[Dataset items]
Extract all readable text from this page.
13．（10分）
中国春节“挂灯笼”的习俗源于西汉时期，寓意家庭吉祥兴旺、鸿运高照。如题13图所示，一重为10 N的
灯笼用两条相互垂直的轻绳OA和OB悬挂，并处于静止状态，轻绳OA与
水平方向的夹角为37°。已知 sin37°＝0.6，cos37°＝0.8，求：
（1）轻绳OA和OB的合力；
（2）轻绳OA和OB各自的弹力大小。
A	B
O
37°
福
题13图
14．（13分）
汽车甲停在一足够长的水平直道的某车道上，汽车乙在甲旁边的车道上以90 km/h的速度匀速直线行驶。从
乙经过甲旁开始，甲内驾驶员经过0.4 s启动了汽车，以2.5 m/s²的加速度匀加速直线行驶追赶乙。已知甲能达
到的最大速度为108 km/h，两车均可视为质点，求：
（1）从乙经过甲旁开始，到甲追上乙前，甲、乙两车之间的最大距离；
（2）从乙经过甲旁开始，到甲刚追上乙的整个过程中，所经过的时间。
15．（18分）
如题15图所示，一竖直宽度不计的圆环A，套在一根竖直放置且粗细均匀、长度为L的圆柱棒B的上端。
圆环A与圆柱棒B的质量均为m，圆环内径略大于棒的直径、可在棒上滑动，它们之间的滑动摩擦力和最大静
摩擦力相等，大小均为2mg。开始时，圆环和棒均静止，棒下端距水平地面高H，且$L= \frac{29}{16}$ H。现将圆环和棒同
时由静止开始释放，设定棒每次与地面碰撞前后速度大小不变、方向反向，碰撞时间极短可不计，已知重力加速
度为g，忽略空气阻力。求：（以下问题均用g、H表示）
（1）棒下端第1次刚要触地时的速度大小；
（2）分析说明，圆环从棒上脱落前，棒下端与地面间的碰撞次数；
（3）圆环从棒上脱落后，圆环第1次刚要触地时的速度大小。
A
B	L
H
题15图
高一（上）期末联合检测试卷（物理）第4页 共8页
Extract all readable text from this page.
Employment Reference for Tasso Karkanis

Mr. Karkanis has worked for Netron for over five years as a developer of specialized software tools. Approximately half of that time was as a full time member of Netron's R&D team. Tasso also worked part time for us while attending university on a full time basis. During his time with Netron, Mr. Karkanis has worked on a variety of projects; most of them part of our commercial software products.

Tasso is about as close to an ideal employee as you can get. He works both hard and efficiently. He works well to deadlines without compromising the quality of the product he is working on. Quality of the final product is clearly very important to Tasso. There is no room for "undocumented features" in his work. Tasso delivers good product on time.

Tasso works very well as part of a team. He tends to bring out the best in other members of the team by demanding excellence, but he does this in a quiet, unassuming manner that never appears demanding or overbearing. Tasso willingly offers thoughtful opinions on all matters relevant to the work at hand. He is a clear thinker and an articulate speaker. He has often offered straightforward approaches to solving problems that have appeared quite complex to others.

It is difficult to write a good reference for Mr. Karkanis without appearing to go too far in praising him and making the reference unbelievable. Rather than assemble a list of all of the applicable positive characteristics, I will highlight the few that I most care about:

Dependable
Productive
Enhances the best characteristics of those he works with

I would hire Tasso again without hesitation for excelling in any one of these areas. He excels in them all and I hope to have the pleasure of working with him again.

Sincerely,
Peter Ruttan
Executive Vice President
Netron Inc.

(REQUIREMENT): Where a line in the material contains "characteristics", copy that line.

(WRITTEN ANSWER):
It is difficult to write a good reference for Mr. Karkanis without appearing to go too far in praising him and making the reference unbelievable. Rather than assemble a list of all of the applicable positive characteristics, I will highlight the few that I most care about:
Enhances the best characteristics of those he works with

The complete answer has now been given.